Every record below should be printed exactly as it appears.

▽

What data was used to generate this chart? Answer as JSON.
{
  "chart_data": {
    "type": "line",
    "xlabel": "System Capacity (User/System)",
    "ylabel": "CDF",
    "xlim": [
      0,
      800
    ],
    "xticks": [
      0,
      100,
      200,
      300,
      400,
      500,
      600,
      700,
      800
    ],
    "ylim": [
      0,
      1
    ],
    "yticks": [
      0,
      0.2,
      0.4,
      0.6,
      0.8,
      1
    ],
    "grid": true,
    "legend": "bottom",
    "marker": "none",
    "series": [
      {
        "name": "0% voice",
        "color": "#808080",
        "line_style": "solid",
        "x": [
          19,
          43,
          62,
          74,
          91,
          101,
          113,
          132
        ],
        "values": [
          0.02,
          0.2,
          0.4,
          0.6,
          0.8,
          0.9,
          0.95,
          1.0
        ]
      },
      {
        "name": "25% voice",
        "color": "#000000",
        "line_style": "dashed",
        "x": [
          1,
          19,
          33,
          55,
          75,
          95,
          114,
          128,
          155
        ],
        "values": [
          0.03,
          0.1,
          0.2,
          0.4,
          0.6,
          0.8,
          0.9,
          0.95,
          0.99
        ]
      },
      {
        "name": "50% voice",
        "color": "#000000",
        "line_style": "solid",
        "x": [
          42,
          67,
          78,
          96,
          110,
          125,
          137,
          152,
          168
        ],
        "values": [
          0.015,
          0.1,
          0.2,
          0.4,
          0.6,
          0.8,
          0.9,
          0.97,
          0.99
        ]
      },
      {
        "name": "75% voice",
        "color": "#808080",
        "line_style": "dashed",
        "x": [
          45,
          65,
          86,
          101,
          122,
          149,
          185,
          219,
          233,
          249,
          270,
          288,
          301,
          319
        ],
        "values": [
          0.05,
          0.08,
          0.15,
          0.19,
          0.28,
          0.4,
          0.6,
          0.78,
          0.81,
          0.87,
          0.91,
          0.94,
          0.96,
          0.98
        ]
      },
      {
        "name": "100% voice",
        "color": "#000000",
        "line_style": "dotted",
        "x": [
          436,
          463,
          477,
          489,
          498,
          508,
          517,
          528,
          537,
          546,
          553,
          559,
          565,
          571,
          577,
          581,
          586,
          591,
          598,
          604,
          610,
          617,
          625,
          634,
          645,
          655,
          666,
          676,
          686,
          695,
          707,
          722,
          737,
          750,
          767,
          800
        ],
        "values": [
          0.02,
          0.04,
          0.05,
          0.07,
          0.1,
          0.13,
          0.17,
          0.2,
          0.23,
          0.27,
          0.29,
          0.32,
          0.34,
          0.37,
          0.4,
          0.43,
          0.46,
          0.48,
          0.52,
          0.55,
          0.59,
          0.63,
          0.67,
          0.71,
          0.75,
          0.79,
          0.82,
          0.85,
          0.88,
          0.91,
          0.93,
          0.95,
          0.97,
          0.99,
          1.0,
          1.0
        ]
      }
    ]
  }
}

△

FINISHED EXERCISE:
What data was used to generate this chart? Answer as JSON.
{
  "chart_data": {
    "type": "line",
    "xlabel": "System Capacity (User/System)",
    "ylabel": "CDF",
    "xlim": [
      0,
      800
    ],
    "xticks": [
      0,
      100,
      200,
      300,
      400,
      500,
      600,
      700,
      800
    ],
    "ylim": [
      0,
      1
    ],
    "yticks": [
      0,
      0.2,
      0.4,
      0.6,
      0.8,
      1
    ],
    "grid": true,
    "legend": "bottom",
    "marker": "none",
    "series": [
      {
        "name": "0% voice",
        "color": "#808080",
        "line_style": "solid",
        "x": [
          19,
          43,
          62,
          74,
          91,
          101,
          113,
          132
        ],
        "values": [
          0.02,
          0.2,
          0.4,
          0.6,
          0.8,
          0.9,
          0.95,
          1.0
        ]
      },
      {
        "name": "25% voice",
        "color": "#000000",
        "line_style": "dashed",
        "x": [
          1,
          19,
          33,
          55,
          75,
          95,
          114,
          128,
          155
        ],
        "values": [
          0.03,
          0.1,
          0.2,
          0.4,
          0.6,
          0.8,
          0.9,
          0.95,
          0.99
        ]
      },
      {
        "name": "50% voice",
        "color": "#000000",
        "line_style": "solid",
        "x": [
          42,
          67,
          78,
          96,
          110,
          125,
          137,
          152,
          168
        ],
        "values": [
          0.015,
          0.1,
          0.2,
          0.4,
          0.6,
          0.8,
          0.9,
          0.97,
          0.99
        ]
      },
      {
        "name": "75% voice",
        "color": "#808080",
        "line_style": "dashed",
        "x": [
          45,
          65,
          86,
          101,
          122,
          149,
          185,
          219,
          233,
          249,
          270,
          288,
          301,
          319
        ],
        "values": [
          0.05,
          0.08,
          0.15,
          0.19,
          0.28,
          0.4,
          0.6,
          0.78,
          0.81,
          0.87,
          0.91,
          0.94,
          0.96,
          0.98
        ]
      },
      {
        "name": "100% voice",
        "color": "#000000",
        "line_style": "dotted",
        "x": [
          436,
          463,
          477,
          489,
          498,
          508,
          517,
          528,
          537,
          546,
          553,
          559,
          565,
          571,
          577,
          581,
          586,
          591,
          598,
          604,
          610,
          617,
          625,
          634,
          645,
          655,
          666,
          676,
          686,
          695,
          707,
          722,
          737,
          750,
          767,
          800
        ],
        "values": [
          0.02,
          0.04,
          0.05,
          0.07,
          0.1,
          0.13,
          0.17,
          0.2,
          0.23,
          0.27,
          0.29,
          0.32,
          0.34,
          0.37,
          0.4,
          0.43,
          0.46,
          0.48,
          0.52,
          0.55,
          0.59,
          0.63,
          0.67,
          0.71,
          0.75,
          0.79,
          0.82,
          0.85,
          0.88,
          0.91,
          0.93,
          0.95,
          0.97,
          0.99,
          1.0,
          1.0
        ]
      }
    ]
  }
}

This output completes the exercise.